TASK GOAL: Records follow. Copy every line with "height".
-- Begin MATERIAL FOR THIS EXERCISE --
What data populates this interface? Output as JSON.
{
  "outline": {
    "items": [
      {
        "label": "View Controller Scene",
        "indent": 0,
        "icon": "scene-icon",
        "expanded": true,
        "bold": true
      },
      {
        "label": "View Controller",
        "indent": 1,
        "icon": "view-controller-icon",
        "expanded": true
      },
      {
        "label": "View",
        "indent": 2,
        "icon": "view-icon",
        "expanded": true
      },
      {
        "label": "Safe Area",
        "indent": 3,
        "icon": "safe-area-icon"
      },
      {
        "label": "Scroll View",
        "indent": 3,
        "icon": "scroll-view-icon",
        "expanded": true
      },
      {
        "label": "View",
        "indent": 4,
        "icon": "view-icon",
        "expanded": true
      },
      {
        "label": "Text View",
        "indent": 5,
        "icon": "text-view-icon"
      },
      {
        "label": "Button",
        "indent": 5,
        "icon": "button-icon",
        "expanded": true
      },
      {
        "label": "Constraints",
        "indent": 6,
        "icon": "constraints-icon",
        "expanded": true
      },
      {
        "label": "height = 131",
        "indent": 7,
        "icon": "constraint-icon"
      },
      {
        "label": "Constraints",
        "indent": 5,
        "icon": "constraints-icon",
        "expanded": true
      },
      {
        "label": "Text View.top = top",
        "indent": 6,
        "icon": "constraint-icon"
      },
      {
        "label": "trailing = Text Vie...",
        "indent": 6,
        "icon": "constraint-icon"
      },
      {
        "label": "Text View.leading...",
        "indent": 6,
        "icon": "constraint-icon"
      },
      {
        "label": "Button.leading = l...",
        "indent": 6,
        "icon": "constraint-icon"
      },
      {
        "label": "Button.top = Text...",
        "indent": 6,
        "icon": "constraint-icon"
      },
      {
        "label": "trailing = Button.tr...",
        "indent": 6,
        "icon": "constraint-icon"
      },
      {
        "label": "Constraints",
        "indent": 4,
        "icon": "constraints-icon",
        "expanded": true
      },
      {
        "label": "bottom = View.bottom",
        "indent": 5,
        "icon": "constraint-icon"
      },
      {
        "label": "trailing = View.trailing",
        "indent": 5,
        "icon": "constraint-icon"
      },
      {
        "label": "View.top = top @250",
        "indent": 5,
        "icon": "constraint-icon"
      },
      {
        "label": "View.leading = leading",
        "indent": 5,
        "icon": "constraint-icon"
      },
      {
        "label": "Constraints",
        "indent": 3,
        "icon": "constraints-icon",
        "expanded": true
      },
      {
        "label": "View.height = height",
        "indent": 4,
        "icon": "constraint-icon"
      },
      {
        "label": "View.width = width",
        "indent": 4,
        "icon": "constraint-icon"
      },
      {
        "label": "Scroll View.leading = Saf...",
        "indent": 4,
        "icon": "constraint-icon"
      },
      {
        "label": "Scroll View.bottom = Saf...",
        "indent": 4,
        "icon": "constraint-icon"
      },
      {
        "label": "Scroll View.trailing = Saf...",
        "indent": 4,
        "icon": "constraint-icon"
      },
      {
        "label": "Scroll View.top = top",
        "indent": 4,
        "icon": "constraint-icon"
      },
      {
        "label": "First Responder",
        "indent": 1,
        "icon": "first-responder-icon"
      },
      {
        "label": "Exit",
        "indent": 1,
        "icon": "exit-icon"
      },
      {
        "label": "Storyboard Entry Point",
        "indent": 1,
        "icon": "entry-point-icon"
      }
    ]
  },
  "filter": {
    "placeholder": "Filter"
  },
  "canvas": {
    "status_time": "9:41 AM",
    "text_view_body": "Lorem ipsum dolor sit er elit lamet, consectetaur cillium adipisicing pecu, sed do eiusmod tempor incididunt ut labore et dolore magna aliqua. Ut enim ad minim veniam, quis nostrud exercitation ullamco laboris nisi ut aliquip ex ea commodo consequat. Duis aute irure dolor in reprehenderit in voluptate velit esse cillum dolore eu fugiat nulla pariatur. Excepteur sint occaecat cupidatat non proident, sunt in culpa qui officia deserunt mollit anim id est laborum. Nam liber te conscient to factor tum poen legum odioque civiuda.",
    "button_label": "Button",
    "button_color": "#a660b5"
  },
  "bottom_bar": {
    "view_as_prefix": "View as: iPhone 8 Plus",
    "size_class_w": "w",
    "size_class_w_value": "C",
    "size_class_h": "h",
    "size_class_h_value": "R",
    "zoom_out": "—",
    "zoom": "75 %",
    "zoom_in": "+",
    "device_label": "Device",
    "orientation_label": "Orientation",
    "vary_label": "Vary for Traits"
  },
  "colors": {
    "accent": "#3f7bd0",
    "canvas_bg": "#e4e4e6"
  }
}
-- End MATERIAL FOR THIS EXERCISE --
THE RESULT:
        "label": "height = 131",
        "label": "View.height = height",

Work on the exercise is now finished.